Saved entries
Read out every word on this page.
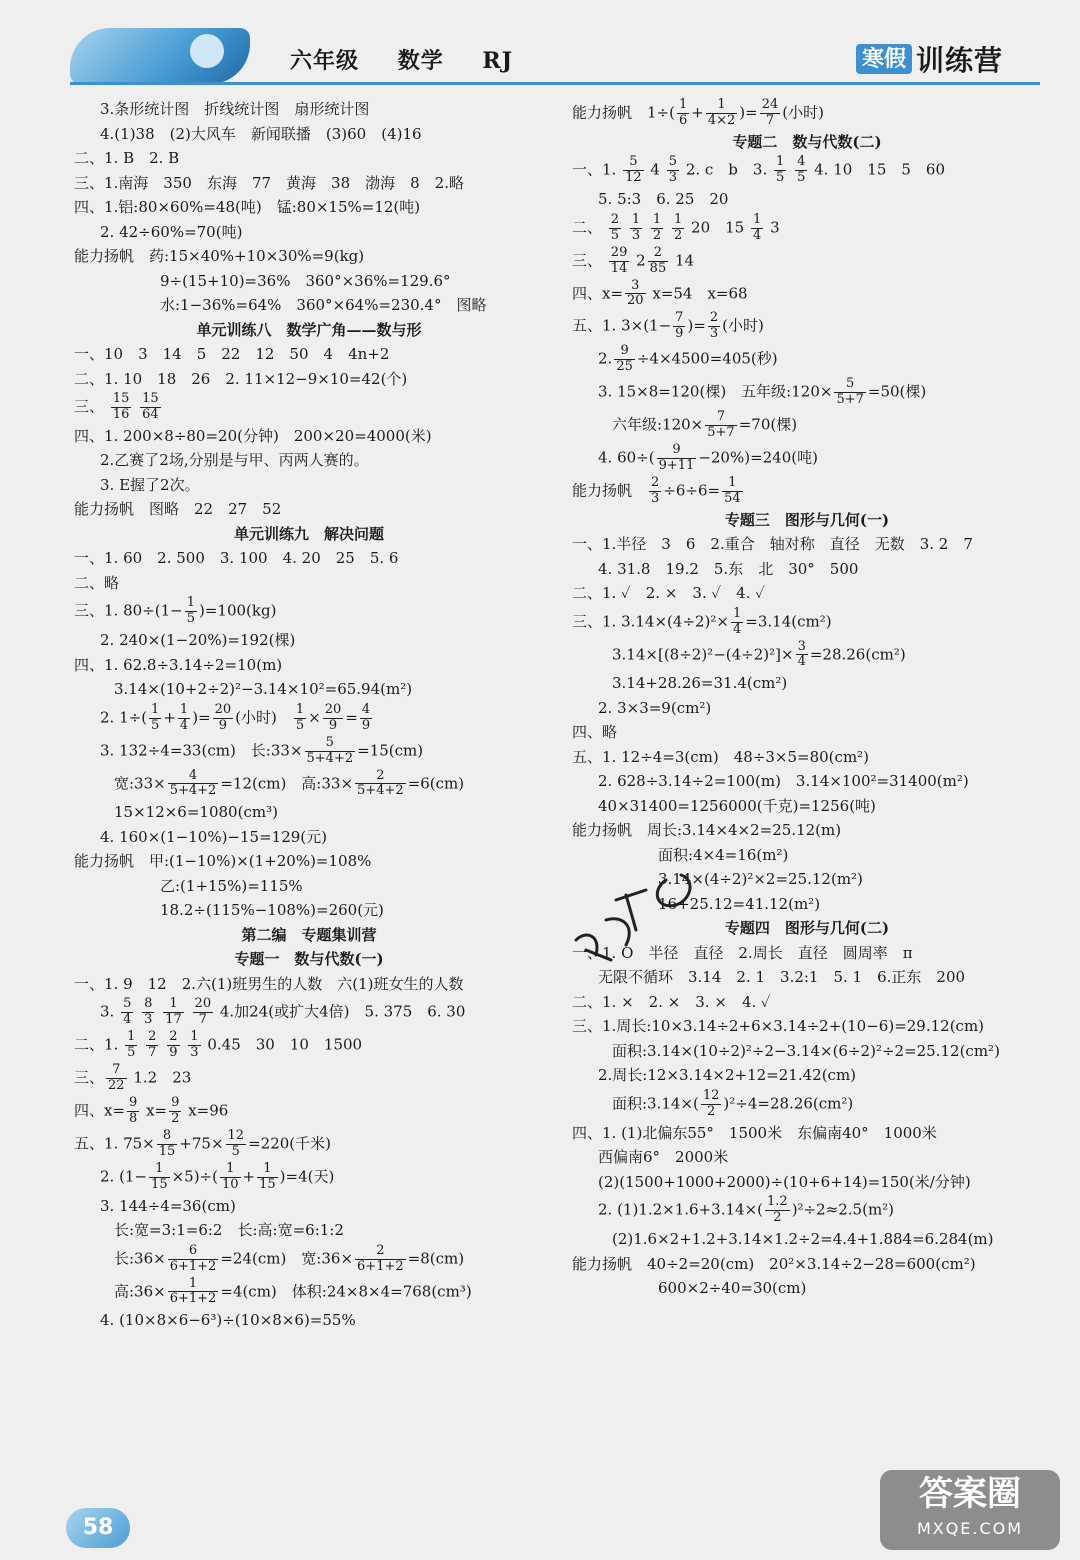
六年级 数学 RJ	寒假 训练营
3.条形统计图　折线统计图　扇形统计图
4.(1)38　(2)大风车　新闻联播　(3)60　(4)16
二、1. B　2. B
三、1.南海　350　东海　77　黄海　38　渤海　8　2.略
四、1.铝:80×60%=48(吨)　锰:80×15%=12(吨)
2. 42÷60%=70(吨)
能力扬帆　药:15×40%+10×30%=9(kg)
9÷(15+10)=36%　360°×36%=129.6°
水:1−36%=64%　360°×64%=230.4°　图略
单元训练八　数学广角——数与形
一、10　3　14　5　22　12　50　4　4n+2
二、1. 10　18　26　2. 11×12−9×10=42(个)
三、 $\frac{15}{16}$
$\frac{15}{64}$
四、1. 200×8÷80=20(分钟)　200×20=4000(米)
2.乙赛了2场,分别是与甲、丙两人赛的。
3. E握了2次。
能力扬帆　图略　22　27　52
单元训练九　解决问题
一、1. 60　2. 500　3. 100　4. 20　25　5. 6
二、略
三、1. $80\div(1- \frac{1}{5} )=100(kg)$
2. 240×(1−20%)=192(棵)
四、1. 62.8÷3.14÷2=10(m)
3.14×(10+2÷2)²−3.14×10²=65.94(m²)
2. $1\div( \frac{1}{5} + \frac{1}{4}$ )= $\frac{20}{9}$ (小时)　 $\frac{1}{5} \times \frac{20}{9} = \frac{4}{9}$
3. 132÷4=33(cm)　长:33× $\frac{5}{5+4+2} =15(cm)$
宽:33× $\frac{4}{5+4+2} =12(cm)$　高:33× $\frac{2}{5+4+2} =6(cm)$
15×12×6=1080(cm³)
4. 160×(1−10%)−15=129(元)
能力扬帆　甲:(1−10%)×(1+20%)=108%
乙:(1+15%)=115%
18.2÷(115%−108%)=260(元)
第二编　专题集训营
专题一　数与代数(一)
一、1. 9　12　2.六(1)班男生的人数　六(1)班女生的人数
3. $\frac{5}{4}$
$\frac{8}{3}$
$\frac{1}{17}$
$\frac{20}{7} 4$.加24(或扩大4倍)　5. 375　6. 30
二、1. $\frac{1}{5}$
$\frac{2}{7}$
$\frac{2}{9}$
$\frac{1}{3} 0.45$　30　10　1500
三、 $\frac{7}{22} 1.2$　23
四、$x= \frac{9}{8} x= \frac{9}{2} x=96$
五、1. $75\times \frac{8}{15} +75\times \frac{12}{5} =220$(千米)
2. $(1- \frac{1}{15} \times 5)\div( \frac{1}{10} + \frac{1}{15} )=4$(天)
3. 144÷4=36(cm)
长:宽=3:1=6:2　长:高:宽=6:1:2
长:36× $\frac{6}{6+1+2} =24(cm)$　宽:36× $\frac{2}{6+1+2} =8(cm)$
高:36× $\frac{1}{6+1+2} =4(cm)$　体积:24×8×4=768(cm³)
4. (10×8×6−6³)÷(10×8×6)=55%
能力扬帆　$1\div( \frac{1}{6} + \frac{1}{4\times 2}$ )= $\frac{24}{7}$ (小时)
专题二　数与代数(二)
一、1. $\frac{5}{12} 4 \frac{5}{3} 2$. c　b　3. $\frac{1}{5}$
$\frac{4}{5} 4$. 10　15　5　60
5. 5:3　6. 25　20
二、 $\frac{2}{5}$
$\frac{1}{3}$
$\frac{1}{2}$
$\frac{1}{2} 20$　$15 \frac{1}{4} 3$
三、 $\frac{29}{14} 2 \frac{2}{85} 14$
四、$x= \frac{3}{20} x=54$　x=68
五、1. $3\times(1- \frac{7}{9}$ )= $\frac{2}{3}$ (小时)
2. $\frac{9}{25} \div 4\times 4500=405$(秒)
3. 15×8=120(棵)　五年级:120× $\frac{5}{5+7} =50$(棵)
六年级:120× $\frac{7}{5+7} =70$(棵)
4. $60\div( \frac{9}{9+11} -20\%)=240$(吨)
能力扬帆　 $\frac{2}{3} \div 6\div 6= \frac{1}{54}$
专题三　图形与几何(一)
一、1.半径　3　6　2.重合　轴对称　直径　无数　3. 2　7
4. 31.8　19.2　5.东　北　30°　500
二、1. ✓　2. ×　3. ✓　4. ✓
三、1. $3.14\times(4\div 2)^2\times \frac{1}{4} =3.14(cm^2)$
$3.14\times[(8\div 2)^2-(4\div 2)^2]\times \frac{3}{4} =28.26(cm^2)$
3.14+28.26=31.4(cm²)
2. 3×3=9(cm²)
四、略
五、1. 12÷4=3(cm)　48÷3×5=80(cm²)
2. 628÷3.14÷2=100(m)　3.14×100²=31400(m²)
40×31400=1256000(千克)=1256(吨)
能力扬帆　周长:3.14×4×2=25.12(m)
面积:4×4=16(m²)
3.14×(4÷2)²×2=25.12(m²)
16+25.12=41.12(m²)
专题四　图形与几何(二)
一、1. O　半径　直径　2.周长　直径　圆周率　π
无限不循环　3.14　2. 1　3.2:1　5. 1　6.正东　200
二、1. ×　2. ×　3. ×　4. ✓
三、1.周长:10×3.14÷2+6×3.14÷2+(10−6)=29.12(cm)
面积:3.14×(10÷2)²÷2−3.14×(6÷2)²÷2=25.12(cm²)
2.周长:12×3.14×2+12=21.42(cm)
面积:3.14×( $\frac{12}{2} )^2\div 4=28.26(cm^2)$
四、1. (1)北偏东55°　1500米　东偏南40°　1000米
西偏南6°　2000米
(2)(1500+1000+2000)÷(10+6+14)=150(米/分钟)
2. $(1)1.2\times 1.6+3.14\times( \frac{1.2}{2} )^2\div 2\approx 2.5(m^2)$
(2)1.6×2+1.2+3.14×1.2÷2=4.4+1.884=6.284(m)
能力扬帆　40÷2=20(cm)　20²×3.14÷2−28=600(cm²)
600×2÷40=30(cm)
58
答案圈
MXQE.COM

#### OBJECTIVE:
Every line of the listing that holds "times" is to be counted; give only the resulting number.

#### THE SOLUTION:
9